[Aim of the exercise] Below are records to transcribe exactly, without their pictures.

[Record list]
* * * *
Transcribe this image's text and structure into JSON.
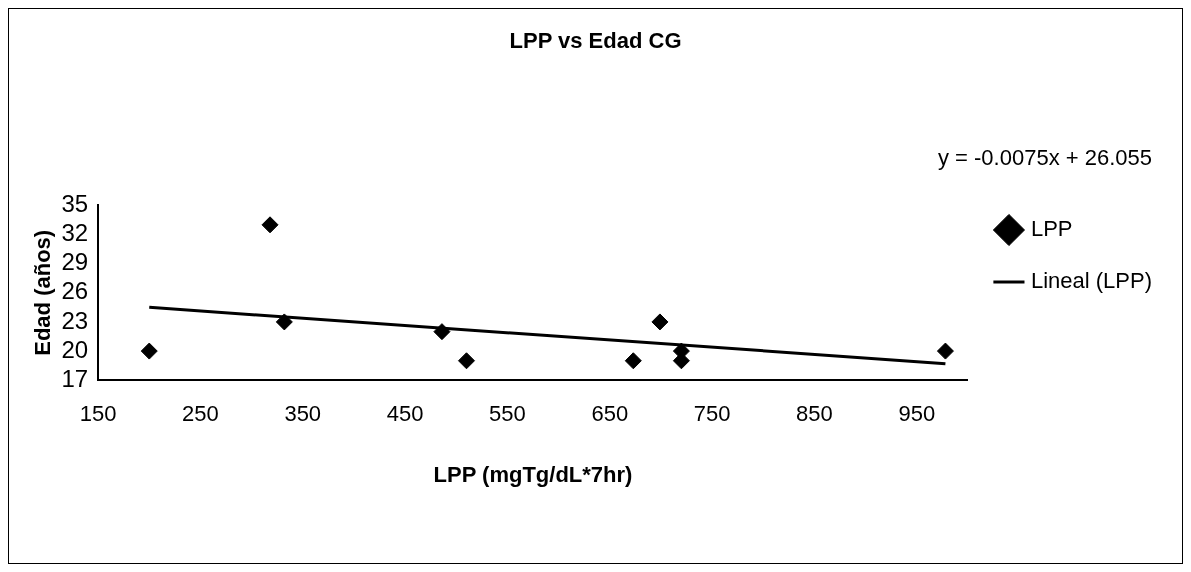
{
  "chart_data": {
    "type": "scatter",
    "title": "LPP vs Edad CG",
    "xlabel": "LPP (mgTg/dL*7hr)",
    "ylabel": "Edad (años)",
    "series": [
      {
        "name": "LPP",
        "color": "#000000",
        "marker": "diamond",
        "x": [
          200,
          318,
          332,
          486,
          510,
          673,
          699,
          720,
          720,
          978
        ],
        "values": [
          20,
          33,
          23,
          22,
          19,
          19,
          23,
          20,
          19,
          20
        ]
      },
      {
        "name": "Lineal (LPP)",
        "type": "line",
        "color": "#000000",
        "marker": "none",
        "x": [
          200,
          978
        ],
        "values": [
          24.5,
          18.7
        ]
      }
    ],
    "xlim": [
      150,
      1000
    ],
    "xticks": [
      150,
      250,
      350,
      450,
      550,
      650,
      750,
      850,
      950
    ],
    "ylim": [
      17,
      35
    ],
    "yticks": [
      17,
      20,
      23,
      26,
      29,
      32,
      35
    ],
    "annotations": [
      "y = -0.0075x + 26.055"
    ],
    "grid": false,
    "legend": "right"
  }
}
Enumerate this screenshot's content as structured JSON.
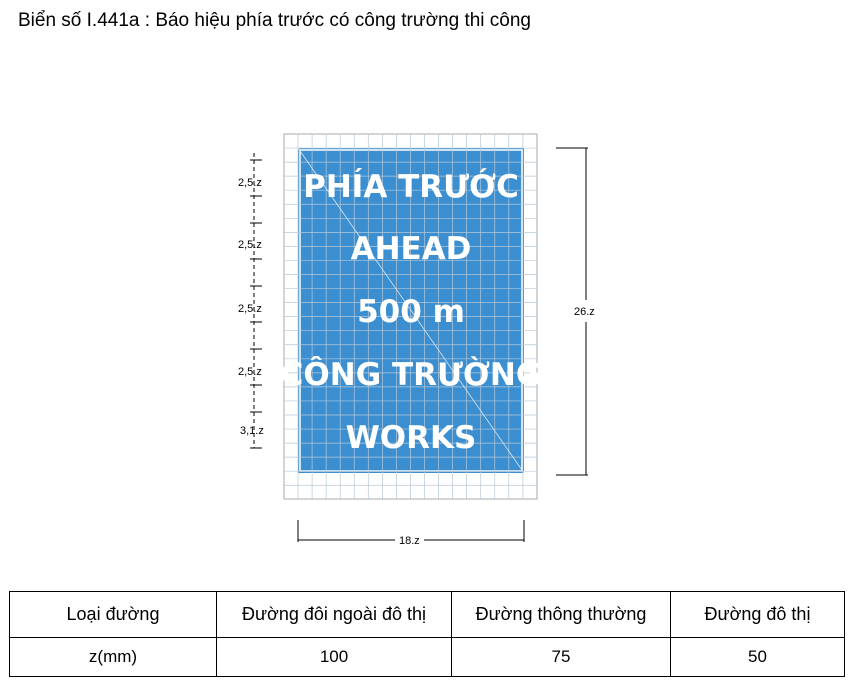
{
  "title": "Biển số I.441a : Báo hiệu phía trước có công trường thi công",
  "sign": {
    "background": "#3b8fd1",
    "text_color": "#ffffff",
    "lines": [
      "PHÍA TRƯỚC",
      "AHEAD",
      "500 m",
      "CÔNG TRƯỜNG",
      "WORKS"
    ]
  },
  "dimensions": {
    "rows": [
      "2,5.z",
      "2,5.z",
      "2,5.z",
      "2,5.z",
      "3,1.z"
    ],
    "height": "26.z",
    "width": "18.z"
  },
  "table": {
    "headers": [
      "Loại đường",
      "Đường đôi ngoài đô thị",
      "Đường thông thường",
      "Đường đô thị"
    ],
    "values": [
      "z(mm)",
      "100",
      "75",
      "50"
    ]
  }
}
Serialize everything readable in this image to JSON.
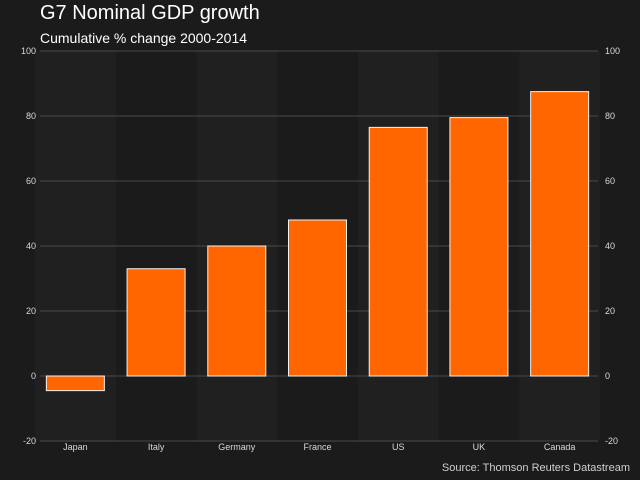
{
  "chart_data": {
    "type": "bar",
    "title": "G7 Nominal GDP growth",
    "subtitle": "Cumulative % change 2000-2014",
    "categories": [
      "Japan",
      "Italy",
      "Germany",
      "France",
      "US",
      "UK",
      "Canada"
    ],
    "values": [
      -4.5,
      33,
      40,
      48,
      76.5,
      79.5,
      87.5
    ],
    "xlabel": "",
    "ylabel": "",
    "ylim": [
      -20,
      100
    ],
    "yticks": [
      -20,
      0,
      20,
      40,
      60,
      80,
      100
    ],
    "grid": true,
    "legend": "none",
    "source": "Source: Thomson Reuters Datastream",
    "colors": {
      "bar": "#ff6600",
      "bar_outline": "#f2f2f2",
      "background": "#1b1b1b",
      "plot_band": "#202020",
      "grid": "#4a4a4a"
    }
  }
}
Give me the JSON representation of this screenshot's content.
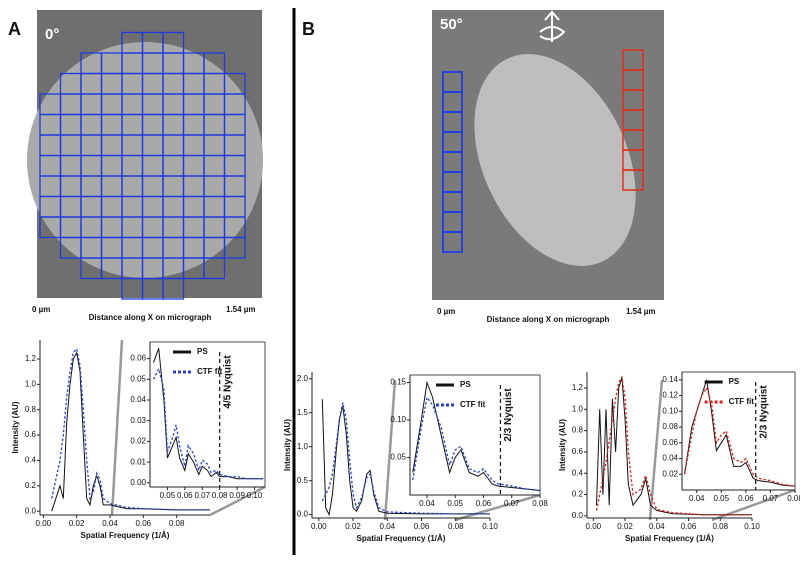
* * * *
[Full answer]
Transcribe this image's text and structure into JSON.
{
  "chart_data": {
    "type": "scatter",
    "title": "LPP vs Edad CG",
    "xlabel": "LPP (mgTg/dL*7hr)",
    "ylabel": "Edad (años)",
    "series": [
      {
        "name": "LPP",
        "color": "#000000",
        "marker": "diamond",
        "x": [
          200,
          318,
          332,
          486,
          510,
          673,
          699,
          720,
          720,
          978
        ],
        "values": [
          20,
          33,
          23,
          22,
          19,
          19,
          23,
          20,
          19,
          20
        ]
      },
      {
        "name": "Lineal (LPP)",
        "type": "line",
        "color": "#000000",
        "marker": "none",
        "x": [
          200,
          978
        ],
        "values": [
          24.5,
          18.7
        ]
      }
    ],
    "xlim": [
      150,
      1000
    ],
    "xticks": [
      150,
      250,
      350,
      450,
      550,
      650,
      750,
      850,
      950
    ],
    "ylim": [
      17,
      35
    ],
    "yticks": [
      17,
      20,
      23,
      26,
      29,
      32,
      35
    ],
    "annotations": [
      "y = -0.0075x + 26.055"
    ],
    "grid": false,
    "legend": "right"
  }
}
Enumerate this screenshot's content as structured JSON.
{
  "title": "Biển số I.441a : Báo hiệu phía trước có công trường thi công",
  "sign": {
    "background": "#3b8fd1",
    "text_color": "#ffffff",
    "lines": [
      "PHÍA TRƯỚC",
      "AHEAD",
      "500 m",
      "CÔNG TRƯỜNG",
      "WORKS"
    ]
  },
  "dimensions": {
    "rows": [
      "2,5.z",
      "2,5.z",
      "2,5.z",
      "2,5.z",
      "3,1.z"
    ],
    "height": "26.z",
    "width": "18.z"
  },
  "table": {
    "headers": [
      "Loại đường",
      "Đường đôi ngoài đô thị",
      "Đường thông thường",
      "Đường đô thị"
    ],
    "values": [
      "z(mm)",
      "100",
      "75",
      "50"
    ]
  }
}
Serialize everything readable in this image to JSON.
{
  "chart_data": {
    "type": "bar",
    "title": "G7 Nominal GDP growth",
    "subtitle": "Cumulative % change 2000-2014",
    "categories": [
      "Japan",
      "Italy",
      "Germany",
      "France",
      "US",
      "UK",
      "Canada"
    ],
    "values": [
      -4.5,
      33,
      40,
      48,
      76.5,
      79.5,
      87.5
    ],
    "xlabel": "",
    "ylabel": "",
    "ylim": [
      -20,
      100
    ],
    "yticks": [
      -20,
      0,
      20,
      40,
      60,
      80,
      100
    ],
    "grid": true,
    "legend": "none",
    "source": "Source: Thomson Reuters Datastream",
    "colors": {
      "bar": "#ff6600",
      "bar_outline": "#f2f2f2",
      "background": "#1b1b1b",
      "plot_band": "#202020",
      "grid": "#4a4a4a"
    }
  }
}
Give me the JSON representation of this screenshot's content.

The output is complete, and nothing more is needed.